— BRIEF —
Output only the count of lines that contain "Prisutveckling".

═══ INPUT DATA ═══

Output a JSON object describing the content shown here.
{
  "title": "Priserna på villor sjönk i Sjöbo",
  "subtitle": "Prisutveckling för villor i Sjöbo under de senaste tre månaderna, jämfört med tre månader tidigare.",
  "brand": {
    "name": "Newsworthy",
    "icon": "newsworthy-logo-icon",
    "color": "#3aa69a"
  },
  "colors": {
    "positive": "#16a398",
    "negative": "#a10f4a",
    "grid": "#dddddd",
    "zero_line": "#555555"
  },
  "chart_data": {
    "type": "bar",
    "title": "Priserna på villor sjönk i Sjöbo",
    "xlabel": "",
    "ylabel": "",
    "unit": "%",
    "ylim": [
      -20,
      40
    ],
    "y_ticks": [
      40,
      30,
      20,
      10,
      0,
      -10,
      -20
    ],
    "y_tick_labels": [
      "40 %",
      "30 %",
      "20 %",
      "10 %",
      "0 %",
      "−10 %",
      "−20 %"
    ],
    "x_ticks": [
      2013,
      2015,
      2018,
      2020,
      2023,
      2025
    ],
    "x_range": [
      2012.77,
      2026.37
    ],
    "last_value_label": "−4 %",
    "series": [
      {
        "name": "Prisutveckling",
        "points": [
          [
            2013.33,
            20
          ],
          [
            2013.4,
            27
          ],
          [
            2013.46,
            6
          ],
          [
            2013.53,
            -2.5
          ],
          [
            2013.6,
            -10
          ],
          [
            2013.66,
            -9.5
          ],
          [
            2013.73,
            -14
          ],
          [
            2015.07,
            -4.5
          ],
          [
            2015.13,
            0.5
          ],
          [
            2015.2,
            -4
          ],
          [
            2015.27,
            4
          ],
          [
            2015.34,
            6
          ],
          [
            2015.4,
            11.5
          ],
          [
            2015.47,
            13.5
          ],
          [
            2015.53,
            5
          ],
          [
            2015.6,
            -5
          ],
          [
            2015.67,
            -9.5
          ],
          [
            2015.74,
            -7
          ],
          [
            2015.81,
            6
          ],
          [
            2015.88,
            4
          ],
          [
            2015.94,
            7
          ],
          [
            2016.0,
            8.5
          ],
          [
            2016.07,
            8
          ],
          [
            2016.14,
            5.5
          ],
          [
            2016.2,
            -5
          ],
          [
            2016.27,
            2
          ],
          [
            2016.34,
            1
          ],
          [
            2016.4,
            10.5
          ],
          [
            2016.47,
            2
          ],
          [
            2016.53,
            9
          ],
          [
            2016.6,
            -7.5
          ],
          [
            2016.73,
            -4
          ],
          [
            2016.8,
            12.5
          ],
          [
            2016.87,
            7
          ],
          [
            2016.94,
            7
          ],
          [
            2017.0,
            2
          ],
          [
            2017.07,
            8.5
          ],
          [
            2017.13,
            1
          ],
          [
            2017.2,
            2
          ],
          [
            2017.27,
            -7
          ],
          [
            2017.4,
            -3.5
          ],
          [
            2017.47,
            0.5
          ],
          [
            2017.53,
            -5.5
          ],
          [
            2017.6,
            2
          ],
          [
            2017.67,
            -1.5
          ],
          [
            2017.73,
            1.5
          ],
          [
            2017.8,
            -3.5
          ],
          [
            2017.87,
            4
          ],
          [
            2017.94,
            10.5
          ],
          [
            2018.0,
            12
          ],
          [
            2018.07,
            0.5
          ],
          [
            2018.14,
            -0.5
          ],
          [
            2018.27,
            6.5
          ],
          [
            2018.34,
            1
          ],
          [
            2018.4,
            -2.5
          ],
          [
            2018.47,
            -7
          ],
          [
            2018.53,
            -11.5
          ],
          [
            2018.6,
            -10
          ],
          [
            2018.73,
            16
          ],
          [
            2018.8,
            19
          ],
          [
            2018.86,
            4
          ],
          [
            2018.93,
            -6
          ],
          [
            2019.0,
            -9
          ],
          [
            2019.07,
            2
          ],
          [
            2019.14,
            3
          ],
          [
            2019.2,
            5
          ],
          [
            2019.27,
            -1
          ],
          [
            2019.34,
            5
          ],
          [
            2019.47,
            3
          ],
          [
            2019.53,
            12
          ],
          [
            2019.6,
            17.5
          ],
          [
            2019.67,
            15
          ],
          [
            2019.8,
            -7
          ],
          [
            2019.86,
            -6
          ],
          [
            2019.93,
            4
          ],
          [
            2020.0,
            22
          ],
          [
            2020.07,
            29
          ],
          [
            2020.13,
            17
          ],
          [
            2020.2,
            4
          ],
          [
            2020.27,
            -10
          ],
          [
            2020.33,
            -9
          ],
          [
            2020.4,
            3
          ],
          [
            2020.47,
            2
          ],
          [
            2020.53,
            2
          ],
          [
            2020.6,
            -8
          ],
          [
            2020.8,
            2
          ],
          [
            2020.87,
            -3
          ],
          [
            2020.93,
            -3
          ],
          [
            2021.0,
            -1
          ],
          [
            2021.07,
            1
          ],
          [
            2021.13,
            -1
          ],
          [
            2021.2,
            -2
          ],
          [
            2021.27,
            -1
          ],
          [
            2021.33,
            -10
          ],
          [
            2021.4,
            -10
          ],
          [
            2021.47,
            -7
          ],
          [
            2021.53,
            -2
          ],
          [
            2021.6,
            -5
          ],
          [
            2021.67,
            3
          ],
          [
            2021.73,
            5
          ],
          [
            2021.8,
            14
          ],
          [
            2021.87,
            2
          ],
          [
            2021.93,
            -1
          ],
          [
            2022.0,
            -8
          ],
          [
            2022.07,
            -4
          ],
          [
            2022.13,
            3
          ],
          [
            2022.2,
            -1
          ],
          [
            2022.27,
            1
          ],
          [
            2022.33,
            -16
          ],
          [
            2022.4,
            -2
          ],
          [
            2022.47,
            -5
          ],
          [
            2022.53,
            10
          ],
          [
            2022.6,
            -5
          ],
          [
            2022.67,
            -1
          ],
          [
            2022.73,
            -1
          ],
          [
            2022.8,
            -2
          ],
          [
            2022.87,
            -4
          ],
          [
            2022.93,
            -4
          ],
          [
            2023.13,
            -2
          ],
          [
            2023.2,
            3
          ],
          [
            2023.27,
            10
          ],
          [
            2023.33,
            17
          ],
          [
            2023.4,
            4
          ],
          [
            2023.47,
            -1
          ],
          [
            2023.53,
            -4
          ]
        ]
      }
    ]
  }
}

═══
═══ INPUT DATA ═══

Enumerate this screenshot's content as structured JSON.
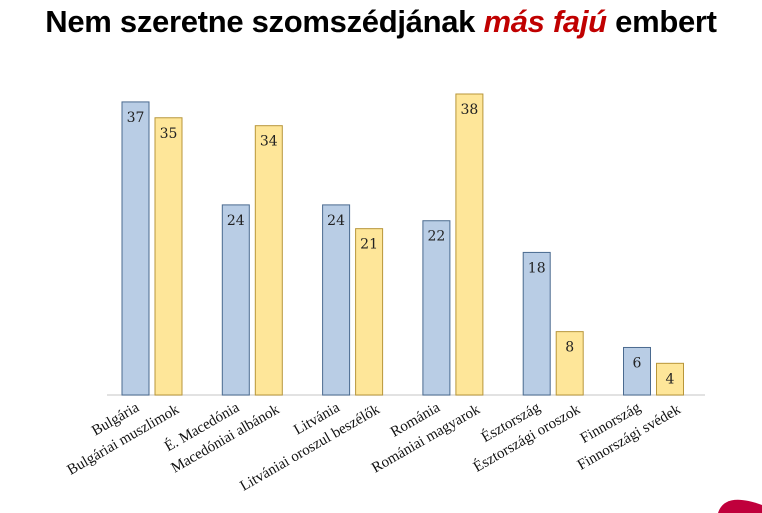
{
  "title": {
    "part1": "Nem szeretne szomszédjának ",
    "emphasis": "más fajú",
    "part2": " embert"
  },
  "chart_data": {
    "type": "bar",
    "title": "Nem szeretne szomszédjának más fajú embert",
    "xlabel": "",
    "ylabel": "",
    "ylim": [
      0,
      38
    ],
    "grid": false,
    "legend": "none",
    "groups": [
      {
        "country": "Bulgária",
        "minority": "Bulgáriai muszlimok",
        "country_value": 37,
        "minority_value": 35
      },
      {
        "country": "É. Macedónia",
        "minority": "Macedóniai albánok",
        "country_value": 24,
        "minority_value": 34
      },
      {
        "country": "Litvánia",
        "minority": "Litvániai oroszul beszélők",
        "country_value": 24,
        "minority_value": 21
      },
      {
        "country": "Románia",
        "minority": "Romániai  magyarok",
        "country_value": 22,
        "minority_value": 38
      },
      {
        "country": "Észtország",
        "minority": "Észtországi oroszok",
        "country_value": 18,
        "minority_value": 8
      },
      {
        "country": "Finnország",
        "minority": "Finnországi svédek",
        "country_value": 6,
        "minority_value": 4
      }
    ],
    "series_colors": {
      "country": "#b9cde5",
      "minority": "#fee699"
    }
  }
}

═══

— EXERCISE OUTPUT —
2